* [SOURCE MATERIAL]:

• • • •

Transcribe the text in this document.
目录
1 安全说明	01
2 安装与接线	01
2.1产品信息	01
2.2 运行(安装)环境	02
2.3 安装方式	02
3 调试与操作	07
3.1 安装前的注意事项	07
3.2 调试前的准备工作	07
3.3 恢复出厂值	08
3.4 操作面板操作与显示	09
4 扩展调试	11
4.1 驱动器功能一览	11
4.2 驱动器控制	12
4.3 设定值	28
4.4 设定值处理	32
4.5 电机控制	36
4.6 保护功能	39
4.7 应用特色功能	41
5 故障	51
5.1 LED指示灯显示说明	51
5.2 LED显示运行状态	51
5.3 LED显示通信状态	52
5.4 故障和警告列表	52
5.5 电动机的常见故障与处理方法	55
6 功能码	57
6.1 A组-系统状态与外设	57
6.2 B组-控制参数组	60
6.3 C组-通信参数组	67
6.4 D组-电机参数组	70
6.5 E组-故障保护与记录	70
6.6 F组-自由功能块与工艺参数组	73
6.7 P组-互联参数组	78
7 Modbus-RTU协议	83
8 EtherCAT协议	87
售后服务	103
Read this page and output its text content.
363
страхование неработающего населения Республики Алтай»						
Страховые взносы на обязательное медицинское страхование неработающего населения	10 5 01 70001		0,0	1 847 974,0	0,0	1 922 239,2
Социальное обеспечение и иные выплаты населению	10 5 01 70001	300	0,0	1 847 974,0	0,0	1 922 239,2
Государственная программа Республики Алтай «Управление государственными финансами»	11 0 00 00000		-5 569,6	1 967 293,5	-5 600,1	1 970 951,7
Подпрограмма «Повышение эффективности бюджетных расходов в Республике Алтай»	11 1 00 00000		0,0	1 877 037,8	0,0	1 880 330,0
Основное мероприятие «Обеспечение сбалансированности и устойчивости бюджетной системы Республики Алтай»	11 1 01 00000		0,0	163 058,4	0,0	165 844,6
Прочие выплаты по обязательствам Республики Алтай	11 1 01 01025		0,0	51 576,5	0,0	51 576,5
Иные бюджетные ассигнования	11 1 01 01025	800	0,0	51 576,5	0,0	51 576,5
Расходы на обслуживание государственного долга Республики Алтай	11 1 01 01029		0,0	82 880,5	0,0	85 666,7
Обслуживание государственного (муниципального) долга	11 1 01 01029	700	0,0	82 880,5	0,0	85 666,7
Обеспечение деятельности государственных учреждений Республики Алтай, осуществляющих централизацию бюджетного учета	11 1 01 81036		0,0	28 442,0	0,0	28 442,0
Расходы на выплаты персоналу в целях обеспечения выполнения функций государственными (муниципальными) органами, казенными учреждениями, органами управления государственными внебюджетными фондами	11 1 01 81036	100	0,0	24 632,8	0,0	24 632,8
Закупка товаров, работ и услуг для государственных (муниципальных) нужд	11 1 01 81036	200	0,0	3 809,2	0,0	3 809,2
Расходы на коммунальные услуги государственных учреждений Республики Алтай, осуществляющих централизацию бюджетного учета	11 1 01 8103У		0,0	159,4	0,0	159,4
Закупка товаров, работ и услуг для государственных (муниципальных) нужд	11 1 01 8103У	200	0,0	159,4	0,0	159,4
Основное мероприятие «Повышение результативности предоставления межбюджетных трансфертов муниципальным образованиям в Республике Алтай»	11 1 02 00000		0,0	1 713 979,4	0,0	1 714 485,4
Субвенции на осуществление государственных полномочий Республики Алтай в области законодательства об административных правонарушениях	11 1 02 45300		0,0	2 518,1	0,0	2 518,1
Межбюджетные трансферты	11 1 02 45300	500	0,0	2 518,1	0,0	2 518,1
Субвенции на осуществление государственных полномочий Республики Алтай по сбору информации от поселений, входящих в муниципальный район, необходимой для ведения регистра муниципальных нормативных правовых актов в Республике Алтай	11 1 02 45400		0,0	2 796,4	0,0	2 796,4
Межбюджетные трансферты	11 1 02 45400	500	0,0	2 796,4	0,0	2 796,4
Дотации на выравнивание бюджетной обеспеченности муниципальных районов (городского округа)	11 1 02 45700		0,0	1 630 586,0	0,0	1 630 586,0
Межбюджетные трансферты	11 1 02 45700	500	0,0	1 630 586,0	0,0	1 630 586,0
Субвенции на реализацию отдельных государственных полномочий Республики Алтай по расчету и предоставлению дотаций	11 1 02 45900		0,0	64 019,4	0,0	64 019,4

• • • •

* [PROBLEM DESCRIPTION]:
Select all lines in the listing that include the word "неработающего".

* [ANSWER TO THE PROBLEM]:
страхование неработающего населения Республики Алтай»						
Страховые взносы на обязательное медицинское страхование неработающего населения	10 5 01 70001		0,0	1 847 974,0	0,0	1 922 239,2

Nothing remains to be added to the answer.